Records that describe figures
╭──
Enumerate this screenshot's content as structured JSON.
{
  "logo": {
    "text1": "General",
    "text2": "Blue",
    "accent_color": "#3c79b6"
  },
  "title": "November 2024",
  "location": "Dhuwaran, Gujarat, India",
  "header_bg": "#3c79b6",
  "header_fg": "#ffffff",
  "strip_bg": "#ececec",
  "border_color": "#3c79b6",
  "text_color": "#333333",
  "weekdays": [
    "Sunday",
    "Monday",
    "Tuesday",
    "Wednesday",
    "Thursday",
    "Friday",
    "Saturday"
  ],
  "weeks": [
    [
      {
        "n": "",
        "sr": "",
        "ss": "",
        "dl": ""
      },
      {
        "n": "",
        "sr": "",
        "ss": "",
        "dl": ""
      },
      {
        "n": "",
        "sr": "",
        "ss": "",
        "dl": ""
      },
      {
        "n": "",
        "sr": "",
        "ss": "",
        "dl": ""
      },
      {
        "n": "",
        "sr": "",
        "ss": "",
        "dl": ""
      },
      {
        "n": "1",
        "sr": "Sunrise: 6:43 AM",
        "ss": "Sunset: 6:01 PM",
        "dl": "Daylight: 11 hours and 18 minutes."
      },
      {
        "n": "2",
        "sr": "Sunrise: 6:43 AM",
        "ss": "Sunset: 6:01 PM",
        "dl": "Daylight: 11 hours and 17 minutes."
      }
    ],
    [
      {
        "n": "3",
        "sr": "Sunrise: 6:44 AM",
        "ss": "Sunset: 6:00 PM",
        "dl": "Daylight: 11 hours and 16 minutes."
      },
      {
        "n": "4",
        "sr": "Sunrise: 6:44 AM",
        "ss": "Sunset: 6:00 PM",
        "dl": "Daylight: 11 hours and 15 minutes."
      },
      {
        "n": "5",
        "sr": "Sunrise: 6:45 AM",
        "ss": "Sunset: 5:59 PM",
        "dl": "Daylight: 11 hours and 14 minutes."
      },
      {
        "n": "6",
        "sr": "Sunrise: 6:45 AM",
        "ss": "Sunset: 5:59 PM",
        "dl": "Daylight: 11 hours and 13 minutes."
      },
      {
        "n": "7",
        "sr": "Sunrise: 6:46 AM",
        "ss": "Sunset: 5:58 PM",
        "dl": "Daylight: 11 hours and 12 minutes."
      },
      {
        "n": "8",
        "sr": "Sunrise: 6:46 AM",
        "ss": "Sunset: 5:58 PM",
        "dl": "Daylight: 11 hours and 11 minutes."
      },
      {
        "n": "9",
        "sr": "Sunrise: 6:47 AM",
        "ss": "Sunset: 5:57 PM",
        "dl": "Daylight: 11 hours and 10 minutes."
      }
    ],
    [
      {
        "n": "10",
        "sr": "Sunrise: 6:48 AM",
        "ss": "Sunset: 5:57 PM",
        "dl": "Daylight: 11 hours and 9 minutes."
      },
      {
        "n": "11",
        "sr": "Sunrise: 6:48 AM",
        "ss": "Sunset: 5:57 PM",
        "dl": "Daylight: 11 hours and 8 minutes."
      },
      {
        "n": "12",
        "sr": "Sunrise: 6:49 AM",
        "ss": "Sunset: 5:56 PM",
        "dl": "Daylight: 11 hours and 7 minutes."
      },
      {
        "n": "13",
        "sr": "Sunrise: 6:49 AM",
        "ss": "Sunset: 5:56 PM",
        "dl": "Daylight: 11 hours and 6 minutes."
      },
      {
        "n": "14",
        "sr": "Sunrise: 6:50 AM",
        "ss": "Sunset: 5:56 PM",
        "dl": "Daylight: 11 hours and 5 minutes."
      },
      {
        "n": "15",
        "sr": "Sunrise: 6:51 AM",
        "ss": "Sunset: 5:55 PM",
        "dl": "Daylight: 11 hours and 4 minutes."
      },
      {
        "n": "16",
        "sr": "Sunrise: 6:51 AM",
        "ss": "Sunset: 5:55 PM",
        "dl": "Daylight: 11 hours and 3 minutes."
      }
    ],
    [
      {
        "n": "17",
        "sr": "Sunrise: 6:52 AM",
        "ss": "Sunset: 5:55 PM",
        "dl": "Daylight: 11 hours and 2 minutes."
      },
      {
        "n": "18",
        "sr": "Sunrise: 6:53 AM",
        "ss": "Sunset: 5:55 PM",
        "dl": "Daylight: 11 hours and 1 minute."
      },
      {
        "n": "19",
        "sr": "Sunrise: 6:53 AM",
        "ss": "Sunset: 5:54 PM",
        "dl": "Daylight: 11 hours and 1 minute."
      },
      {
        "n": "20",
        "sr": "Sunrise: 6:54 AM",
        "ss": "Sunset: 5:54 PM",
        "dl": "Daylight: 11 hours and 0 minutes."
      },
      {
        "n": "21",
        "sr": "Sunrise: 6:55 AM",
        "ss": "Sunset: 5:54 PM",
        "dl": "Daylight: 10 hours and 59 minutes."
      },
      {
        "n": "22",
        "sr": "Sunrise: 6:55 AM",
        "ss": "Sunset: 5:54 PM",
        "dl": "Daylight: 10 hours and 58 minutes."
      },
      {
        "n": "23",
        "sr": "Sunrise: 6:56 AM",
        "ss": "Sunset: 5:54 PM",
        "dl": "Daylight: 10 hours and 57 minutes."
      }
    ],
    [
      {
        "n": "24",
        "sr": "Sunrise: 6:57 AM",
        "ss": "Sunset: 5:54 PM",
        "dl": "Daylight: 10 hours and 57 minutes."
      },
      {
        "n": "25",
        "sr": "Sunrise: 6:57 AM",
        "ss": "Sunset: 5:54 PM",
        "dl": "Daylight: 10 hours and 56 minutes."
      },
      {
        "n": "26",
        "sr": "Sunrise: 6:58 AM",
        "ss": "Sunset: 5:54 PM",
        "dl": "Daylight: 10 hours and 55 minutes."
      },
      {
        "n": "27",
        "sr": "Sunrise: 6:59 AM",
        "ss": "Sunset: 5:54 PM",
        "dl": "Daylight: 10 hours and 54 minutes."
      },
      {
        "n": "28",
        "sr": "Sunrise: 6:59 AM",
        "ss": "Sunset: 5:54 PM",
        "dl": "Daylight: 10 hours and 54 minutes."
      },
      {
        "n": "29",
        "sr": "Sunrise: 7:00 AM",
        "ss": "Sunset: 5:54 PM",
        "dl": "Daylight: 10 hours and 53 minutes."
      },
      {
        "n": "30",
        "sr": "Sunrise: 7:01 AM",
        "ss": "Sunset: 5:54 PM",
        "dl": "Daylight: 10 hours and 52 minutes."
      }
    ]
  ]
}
╰──
╭──
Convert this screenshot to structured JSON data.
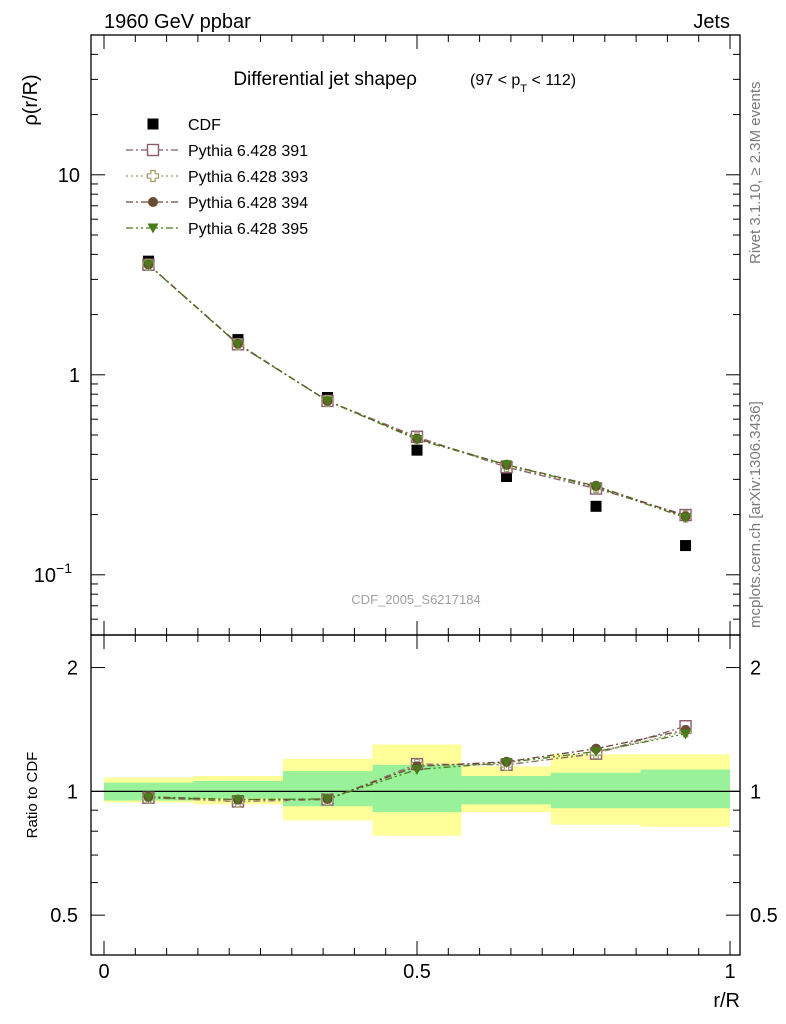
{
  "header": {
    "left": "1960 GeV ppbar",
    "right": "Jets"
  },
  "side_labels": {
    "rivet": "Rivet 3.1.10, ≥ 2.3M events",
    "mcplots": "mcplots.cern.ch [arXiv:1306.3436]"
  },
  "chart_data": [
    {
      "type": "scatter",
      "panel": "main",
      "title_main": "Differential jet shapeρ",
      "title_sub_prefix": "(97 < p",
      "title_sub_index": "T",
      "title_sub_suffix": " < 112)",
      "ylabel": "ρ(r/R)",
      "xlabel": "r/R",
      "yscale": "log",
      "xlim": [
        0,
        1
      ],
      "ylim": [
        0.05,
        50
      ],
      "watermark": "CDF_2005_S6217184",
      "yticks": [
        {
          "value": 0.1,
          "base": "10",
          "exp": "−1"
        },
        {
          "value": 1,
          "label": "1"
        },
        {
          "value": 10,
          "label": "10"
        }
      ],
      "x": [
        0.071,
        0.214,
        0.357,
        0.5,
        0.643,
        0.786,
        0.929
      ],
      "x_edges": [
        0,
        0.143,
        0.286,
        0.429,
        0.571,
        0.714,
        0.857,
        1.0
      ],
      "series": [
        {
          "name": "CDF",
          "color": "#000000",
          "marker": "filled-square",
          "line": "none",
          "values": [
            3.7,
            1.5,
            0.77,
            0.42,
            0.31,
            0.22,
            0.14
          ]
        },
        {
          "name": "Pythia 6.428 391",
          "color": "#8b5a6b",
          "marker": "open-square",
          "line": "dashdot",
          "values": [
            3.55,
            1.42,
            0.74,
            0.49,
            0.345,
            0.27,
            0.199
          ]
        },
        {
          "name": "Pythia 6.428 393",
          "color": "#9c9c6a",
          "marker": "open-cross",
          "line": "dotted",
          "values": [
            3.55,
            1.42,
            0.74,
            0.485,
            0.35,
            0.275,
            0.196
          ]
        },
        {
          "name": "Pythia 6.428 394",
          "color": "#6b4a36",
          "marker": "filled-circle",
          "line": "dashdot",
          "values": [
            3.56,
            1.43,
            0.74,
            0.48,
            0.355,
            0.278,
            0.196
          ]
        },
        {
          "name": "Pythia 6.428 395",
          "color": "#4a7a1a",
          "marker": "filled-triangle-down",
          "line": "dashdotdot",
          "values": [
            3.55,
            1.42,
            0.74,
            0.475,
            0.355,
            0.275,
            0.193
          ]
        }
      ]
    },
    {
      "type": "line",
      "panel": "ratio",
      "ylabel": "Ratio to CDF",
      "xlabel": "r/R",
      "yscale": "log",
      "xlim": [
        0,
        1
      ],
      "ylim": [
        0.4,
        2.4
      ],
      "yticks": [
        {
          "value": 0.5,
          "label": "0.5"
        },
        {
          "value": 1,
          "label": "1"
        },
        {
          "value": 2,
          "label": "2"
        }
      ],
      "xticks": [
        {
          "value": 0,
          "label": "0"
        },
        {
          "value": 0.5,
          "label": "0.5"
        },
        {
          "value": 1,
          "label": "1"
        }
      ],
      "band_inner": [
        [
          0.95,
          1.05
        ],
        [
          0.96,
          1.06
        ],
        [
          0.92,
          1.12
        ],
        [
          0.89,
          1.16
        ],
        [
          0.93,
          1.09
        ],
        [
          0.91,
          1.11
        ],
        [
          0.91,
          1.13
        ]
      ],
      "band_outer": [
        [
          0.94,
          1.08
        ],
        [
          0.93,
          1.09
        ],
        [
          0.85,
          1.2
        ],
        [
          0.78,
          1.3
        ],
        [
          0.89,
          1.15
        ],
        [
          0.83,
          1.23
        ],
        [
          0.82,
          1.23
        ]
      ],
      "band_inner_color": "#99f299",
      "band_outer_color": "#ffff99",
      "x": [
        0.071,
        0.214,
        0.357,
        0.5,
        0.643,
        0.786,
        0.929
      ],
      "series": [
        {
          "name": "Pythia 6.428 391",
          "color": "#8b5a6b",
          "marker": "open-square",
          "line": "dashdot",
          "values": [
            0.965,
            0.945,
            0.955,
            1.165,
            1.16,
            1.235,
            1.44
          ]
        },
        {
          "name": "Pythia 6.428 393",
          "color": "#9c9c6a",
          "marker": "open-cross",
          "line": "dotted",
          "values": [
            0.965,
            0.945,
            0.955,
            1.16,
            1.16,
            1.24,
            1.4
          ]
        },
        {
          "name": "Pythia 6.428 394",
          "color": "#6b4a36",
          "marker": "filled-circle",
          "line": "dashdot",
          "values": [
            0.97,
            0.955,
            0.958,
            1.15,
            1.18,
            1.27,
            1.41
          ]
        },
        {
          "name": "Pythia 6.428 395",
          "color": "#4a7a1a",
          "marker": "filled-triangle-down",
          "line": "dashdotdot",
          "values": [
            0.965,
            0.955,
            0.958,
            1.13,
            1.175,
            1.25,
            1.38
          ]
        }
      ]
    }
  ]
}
╰──
Go through the data and gather every line that holds "JSON".

*Written response*.
Enumerate this screenshot's content as structured JSON.
Convert this screenshot to structured JSON data.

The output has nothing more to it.